Repeat the listing exactly as given, omitting every image.

※ ※ ※

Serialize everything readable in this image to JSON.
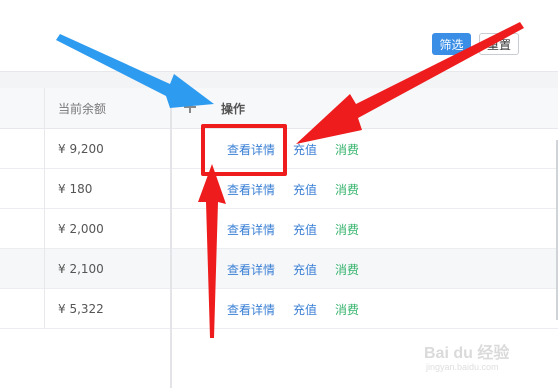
{
  "filter": {
    "filter_label": "筛选",
    "reset_label": "重置"
  },
  "table": {
    "columns": {
      "balance": "当前余额",
      "ops": "操作"
    },
    "rows": [
      {
        "balance": "¥ 9,200"
      },
      {
        "balance": "¥ 180"
      },
      {
        "balance": "¥ 2,000"
      },
      {
        "balance": "¥ 2,100"
      },
      {
        "balance": "¥ 5,322"
      }
    ],
    "actions": {
      "detail": "查看详情",
      "recharge": "充值",
      "consume": "消费"
    }
  },
  "annotations": {
    "arrow_color": "#ee1c1c",
    "blue_arrow_color": "#2d9bf0"
  },
  "watermark": {
    "text": "Bai du 经验",
    "url": "jingyan.baidu.com"
  }
}
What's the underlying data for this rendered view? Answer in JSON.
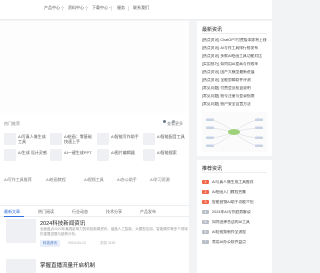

※ ※ ※

Worked answer:
Serialize everything readable in this image to JSON.
{
  "filter": {
    "filter_label": "筛选",
    "reset_label": "重置"
  },
  "table": {
    "columns": {
      "balance": "当前余额",
      "ops": "操作"
    },
    "rows": [
      {
        "balance": "¥ 9,200"
      },
      {
        "balance": "¥ 180"
      },
      {
        "balance": "¥ 2,000"
      },
      {
        "balance": "¥ 2,100"
      },
      {
        "balance": "¥ 5,322"
      }
    ],
    "actions": {
      "detail": "查看详情",
      "recharge": "充值",
      "consume": "消费"
    }
  },
  "annotations": {
    "arrow_color": "#ee1c1c",
    "blue_arrow_color": "#2d9bf0"
  },
  "watermark": {
    "text": "Bai du 经验",
    "url": "jingyan.baidu.com"
  }
}
What's the underlying data for this rendered view? Answer in JSON.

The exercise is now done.